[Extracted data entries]

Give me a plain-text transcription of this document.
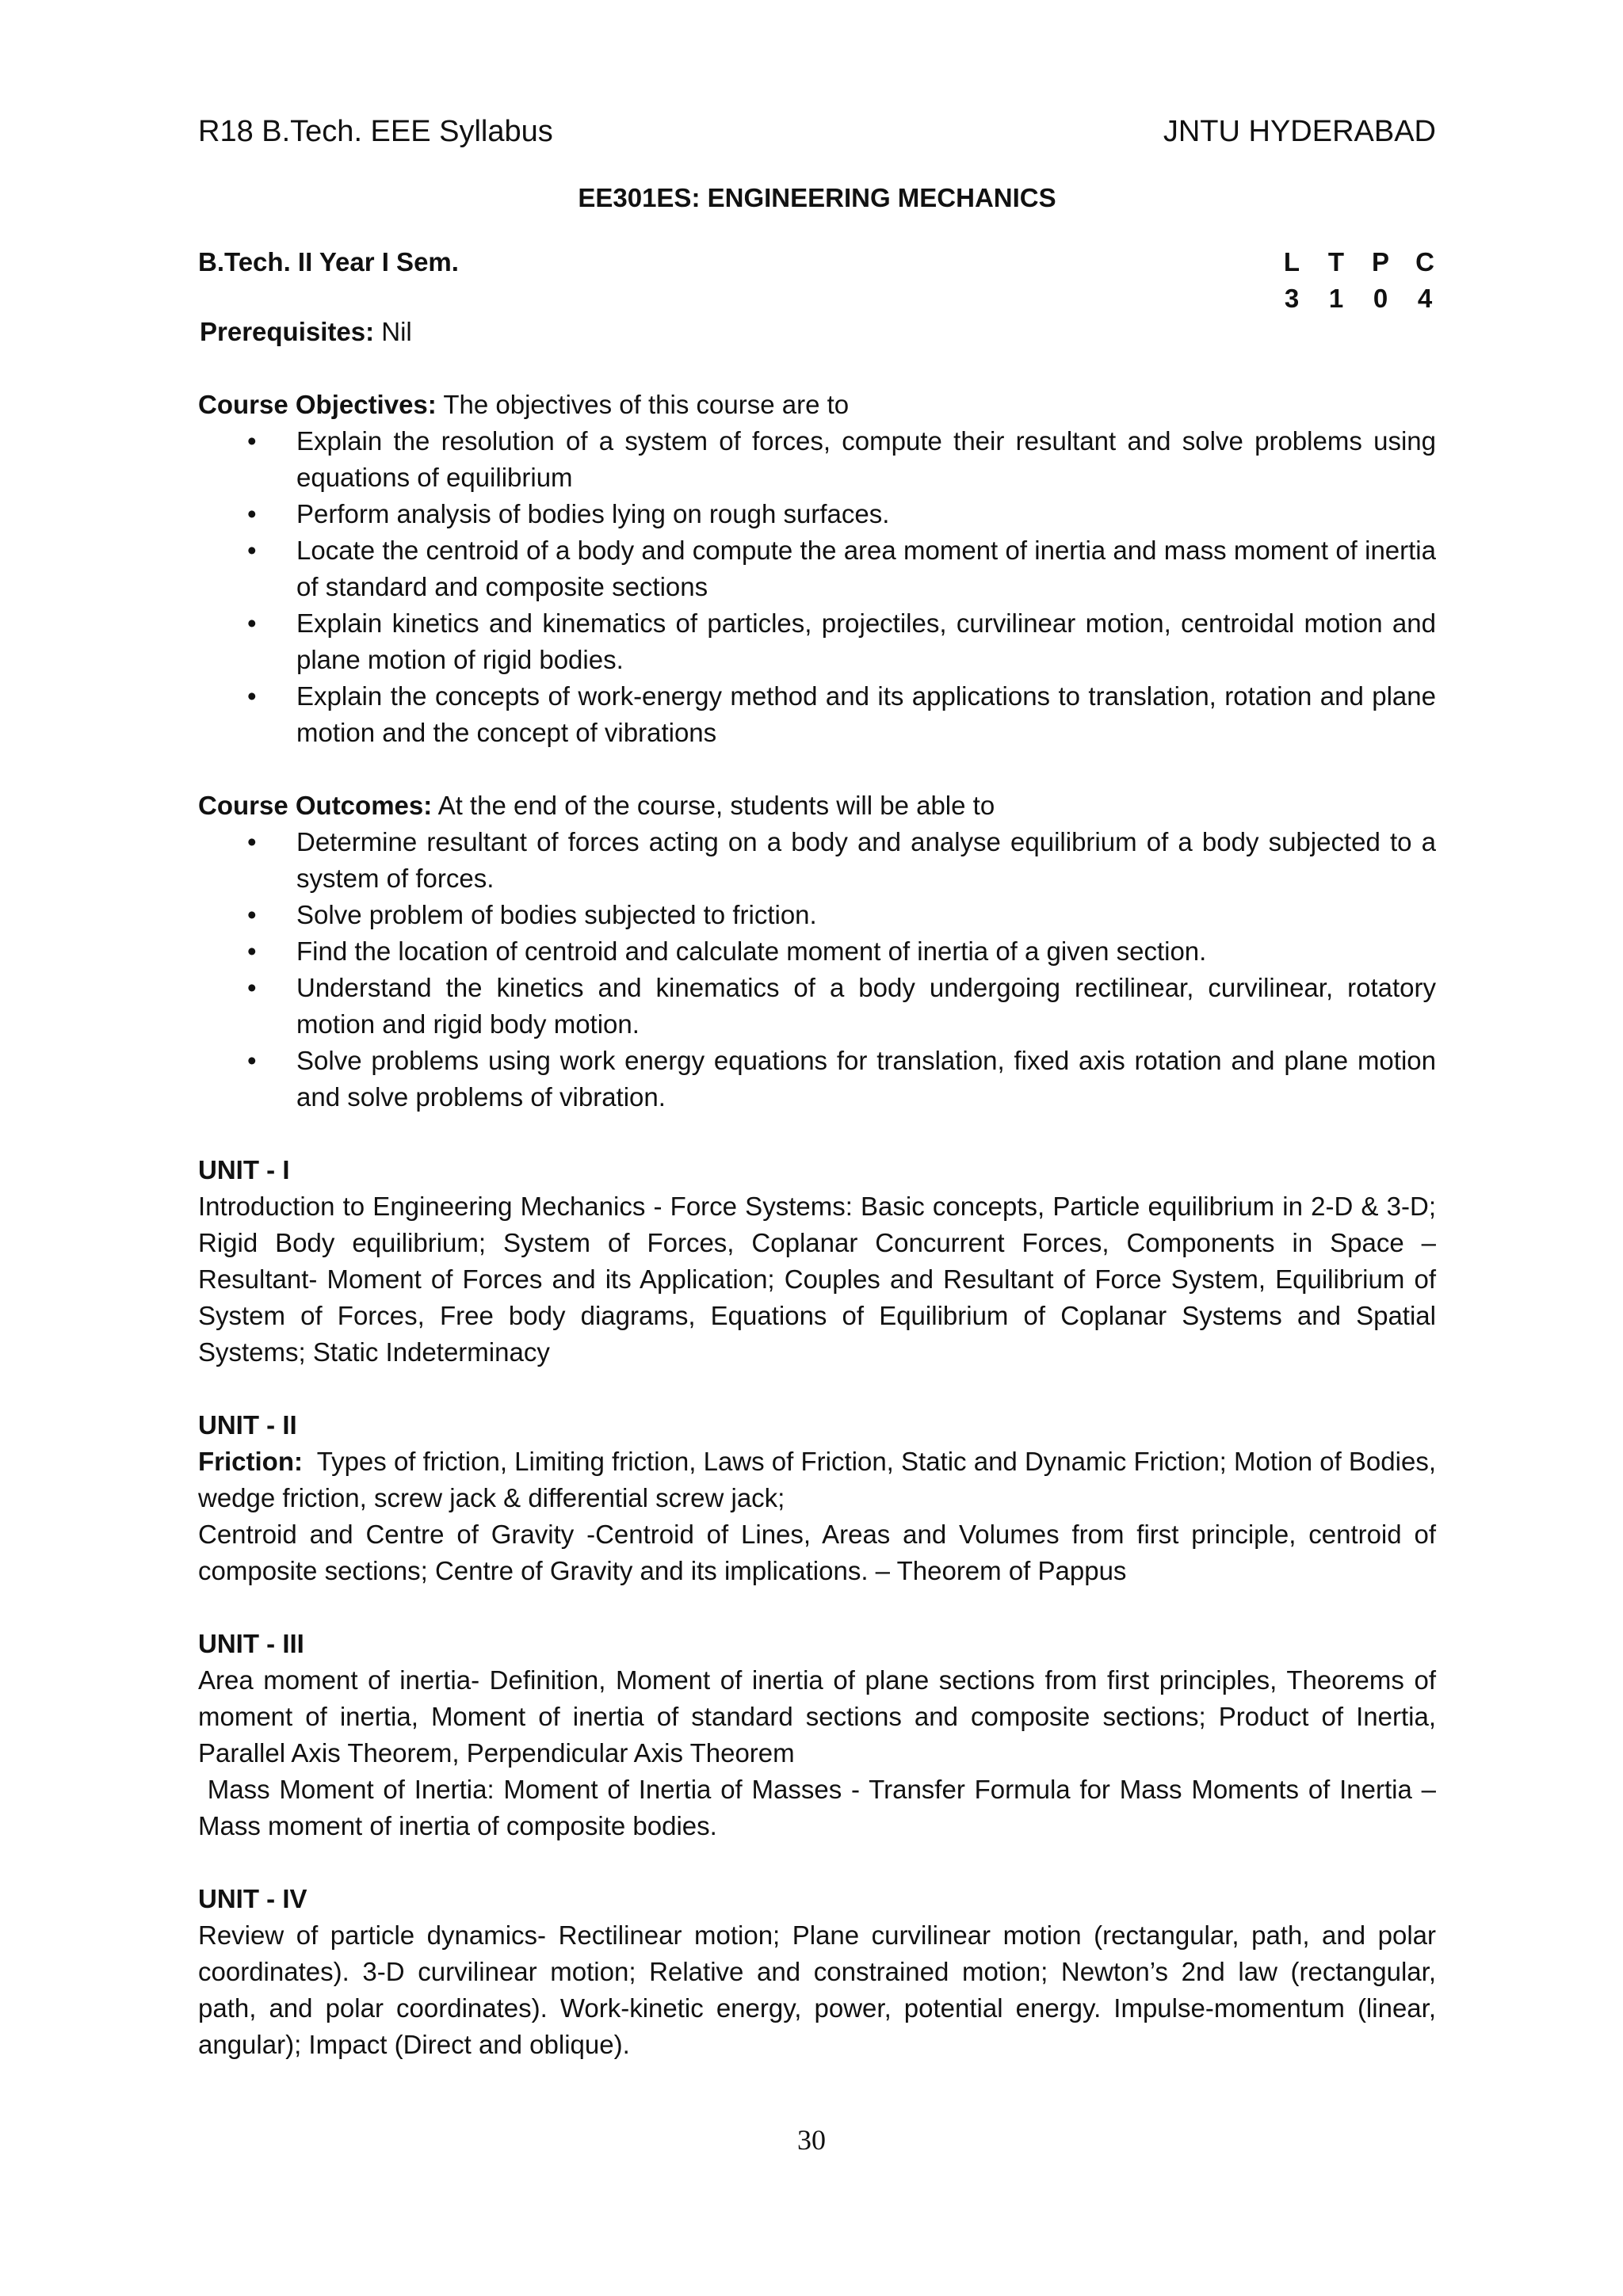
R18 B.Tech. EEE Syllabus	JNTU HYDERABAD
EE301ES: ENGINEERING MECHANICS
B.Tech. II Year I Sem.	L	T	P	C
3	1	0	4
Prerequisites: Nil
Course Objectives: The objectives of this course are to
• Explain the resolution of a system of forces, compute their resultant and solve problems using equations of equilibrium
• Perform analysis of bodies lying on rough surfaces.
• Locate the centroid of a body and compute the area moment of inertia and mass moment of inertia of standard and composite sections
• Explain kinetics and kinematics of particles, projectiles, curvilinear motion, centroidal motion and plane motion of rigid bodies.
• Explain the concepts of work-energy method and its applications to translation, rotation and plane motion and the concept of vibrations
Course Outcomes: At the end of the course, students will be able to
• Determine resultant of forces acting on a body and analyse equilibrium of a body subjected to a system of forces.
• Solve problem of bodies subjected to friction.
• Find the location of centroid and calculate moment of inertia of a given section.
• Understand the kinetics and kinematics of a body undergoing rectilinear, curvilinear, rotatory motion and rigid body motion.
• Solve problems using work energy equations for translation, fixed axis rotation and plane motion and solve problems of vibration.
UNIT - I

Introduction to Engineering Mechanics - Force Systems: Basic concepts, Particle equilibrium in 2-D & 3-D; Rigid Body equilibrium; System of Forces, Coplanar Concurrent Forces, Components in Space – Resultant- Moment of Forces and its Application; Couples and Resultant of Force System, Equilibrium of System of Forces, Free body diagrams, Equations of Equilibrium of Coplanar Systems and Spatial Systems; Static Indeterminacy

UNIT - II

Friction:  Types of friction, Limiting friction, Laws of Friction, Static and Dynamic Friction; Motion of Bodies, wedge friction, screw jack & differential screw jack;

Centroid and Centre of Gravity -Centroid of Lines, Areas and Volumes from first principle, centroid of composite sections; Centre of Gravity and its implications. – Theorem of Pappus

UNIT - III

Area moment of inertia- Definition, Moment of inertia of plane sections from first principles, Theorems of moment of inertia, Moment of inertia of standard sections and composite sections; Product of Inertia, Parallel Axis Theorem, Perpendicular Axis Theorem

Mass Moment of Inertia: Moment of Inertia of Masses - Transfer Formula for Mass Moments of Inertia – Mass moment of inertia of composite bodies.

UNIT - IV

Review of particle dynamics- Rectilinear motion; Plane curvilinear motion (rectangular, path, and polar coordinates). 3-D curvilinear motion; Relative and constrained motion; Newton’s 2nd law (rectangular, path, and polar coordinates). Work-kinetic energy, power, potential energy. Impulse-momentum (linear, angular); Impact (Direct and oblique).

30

:: CHALLENGE ::
Transcribe the records above exactly, omitting every picture they contain.

:: PROBLEM SOLUTION ::
Give me a plain-text transcription of this document.
R18 B.Tech. EEE Syllabus	JNTU HYDERABAD
EE301ES: ENGINEERING MECHANICS
B.Tech. II Year I Sem.	L	T	P	C
3	1	0	4
Prerequisites: Nil
Course Objectives: The objectives of this course are to
• Explain the resolution of a system of forces, compute their resultant and solve problems using equations of equilibrium
• Perform analysis of bodies lying on rough surfaces.
• Locate the centroid of a body and compute the area moment of inertia and mass moment of inertia of standard and composite sections
• Explain kinetics and kinematics of particles, projectiles, curvilinear motion, centroidal motion and plane motion of rigid bodies.
• Explain the concepts of work-energy method and its applications to translation, rotation and plane motion and the concept of vibrations
Course Outcomes: At the end of the course, students will be able to
• Determine resultant of forces acting on a body and analyse equilibrium of a body subjected to a system of forces.
• Solve problem of bodies subjected to friction.
• Find the location of centroid and calculate moment of inertia of a given section.
• Understand the kinetics and kinematics of a body undergoing rectilinear, curvilinear, rotatory motion and rigid body motion.
• Solve problems using work energy equations for translation, fixed axis rotation and plane motion and solve problems of vibration.
UNIT - I

Introduction to Engineering Mechanics - Force Systems: Basic concepts, Particle equilibrium in 2-D & 3-D; Rigid Body equilibrium; System of Forces, Coplanar Concurrent Forces, Components in Space – Resultant- Moment of Forces and its Application; Couples and Resultant of Force System, Equilibrium of System of Forces, Free body diagrams, Equations of Equilibrium of Coplanar Systems and Spatial Systems; Static Indeterminacy

UNIT - II

Friction:  Types of friction, Limiting friction, Laws of Friction, Static and Dynamic Friction; Motion of Bodies, wedge friction, screw jack & differential screw jack;

Centroid and Centre of Gravity -Centroid of Lines, Areas and Volumes from first principle, centroid of composite sections; Centre of Gravity and its implications. – Theorem of Pappus

UNIT - III

Area moment of inertia- Definition, Moment of inertia of plane sections from first principles, Theorems of moment of inertia, Moment of inertia of standard sections and composite sections; Product of Inertia, Parallel Axis Theorem, Perpendicular Axis Theorem

Mass Moment of Inertia: Moment of Inertia of Masses - Transfer Formula for Mass Moments of Inertia – Mass moment of inertia of composite bodies.

UNIT - IV

Review of particle dynamics- Rectilinear motion; Plane curvilinear motion (rectangular, path, and polar coordinates). 3-D curvilinear motion; Relative and constrained motion; Newton’s 2nd law (rectangular, path, and polar coordinates). Work-kinetic energy, power, potential energy. Impulse-momentum (linear, angular); Impact (Direct and oblique).

30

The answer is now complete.